-- START OF Provided material --
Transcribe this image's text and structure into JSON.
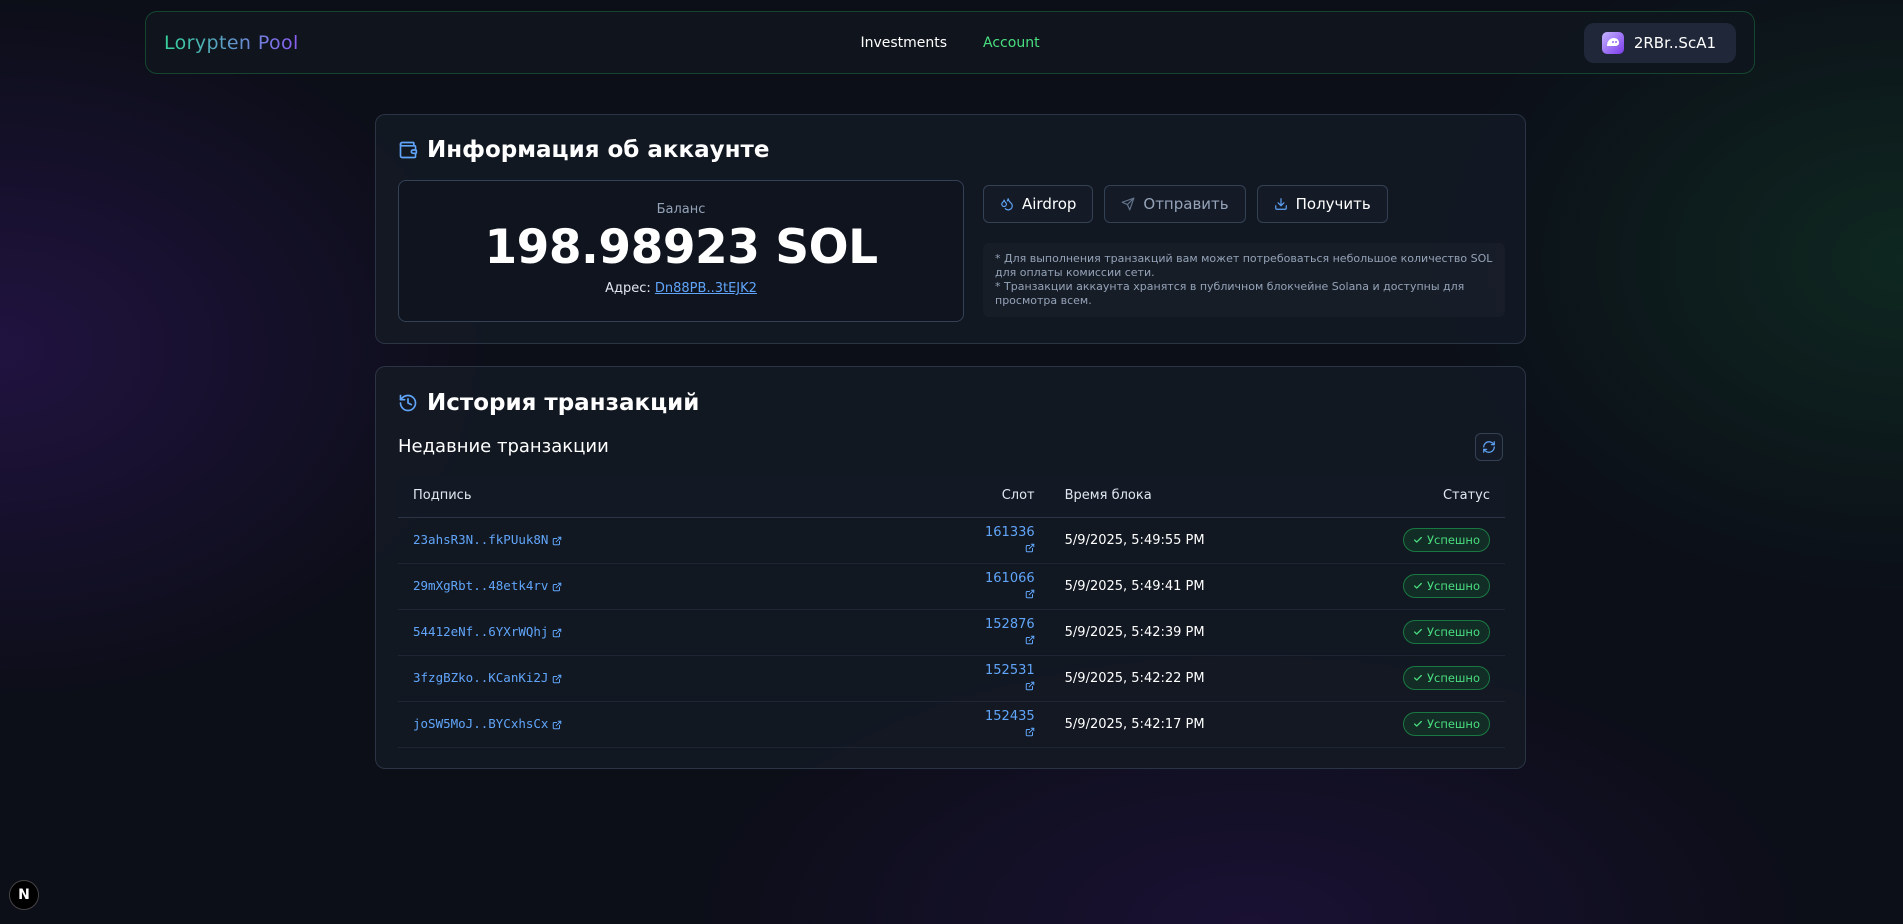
{
  "nav": {
    "brand": "Lorypten Pool",
    "links": [
      {
        "label": "Investments",
        "active": false
      },
      {
        "label": "Account",
        "active": true
      }
    ],
    "wallet_label": "2RBr..ScA1"
  },
  "account": {
    "title": "Информация об аккаунте",
    "balance_label": "Баланс",
    "balance_value": "198.98923 SOL",
    "address_prefix": "Адрес:",
    "address": "Dn88PB..3tEJK2",
    "actions": {
      "airdrop": "Airdrop",
      "send": "Отправить",
      "receive": "Получить"
    },
    "notes": [
      "* Для выполнения транзакций вам может потребоваться небольшое количество SOL для оплаты комиссии сети.",
      "* Транзакции аккаунта хранятся в публичном блокчейне Solana и доступны для просмотра всем."
    ]
  },
  "history": {
    "title": "История транзакций",
    "subtitle": "Недавние транзакции",
    "columns": {
      "signature": "Подпись",
      "slot": "Слот",
      "block_time": "Время блока",
      "status": "Статус"
    },
    "rows": [
      {
        "signature": "23ahsR3N..fkPUuk8N",
        "slot": "161336",
        "time": "5/9/2025, 5:49:55 PM",
        "status": "Успешно"
      },
      {
        "signature": "29mXgRbt..48etk4rv",
        "slot": "161066",
        "time": "5/9/2025, 5:49:41 PM",
        "status": "Успешно"
      },
      {
        "signature": "54412eNf..6YXrWQhj",
        "slot": "152876",
        "time": "5/9/2025, 5:42:39 PM",
        "status": "Успешно"
      },
      {
        "signature": "3fzgBZko..KCanKi2J",
        "slot": "152531",
        "time": "5/9/2025, 5:42:22 PM",
        "status": "Успешно"
      },
      {
        "signature": "joSW5MoJ..BYCxhsCx",
        "slot": "152435",
        "time": "5/9/2025, 5:42:17 PM",
        "status": "Успешно"
      }
    ]
  },
  "dev_badge": "N"
}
-- END OF Provided material --
• [What this task involves]: Which lines in the data above contain "signature"? Show each one.

• [Response below]:
      "signature": "Подпись",
        "signature": "23ahsR3N..fkPUuk8N",
        "signature": "29mXgRbt..48etk4rv",
        "signature": "54412eNf..6YXrWQhj",
        "signature": "3fzgBZko..KCanKi2J",
        "signature": "joSW5MoJ..BYCxhsCx",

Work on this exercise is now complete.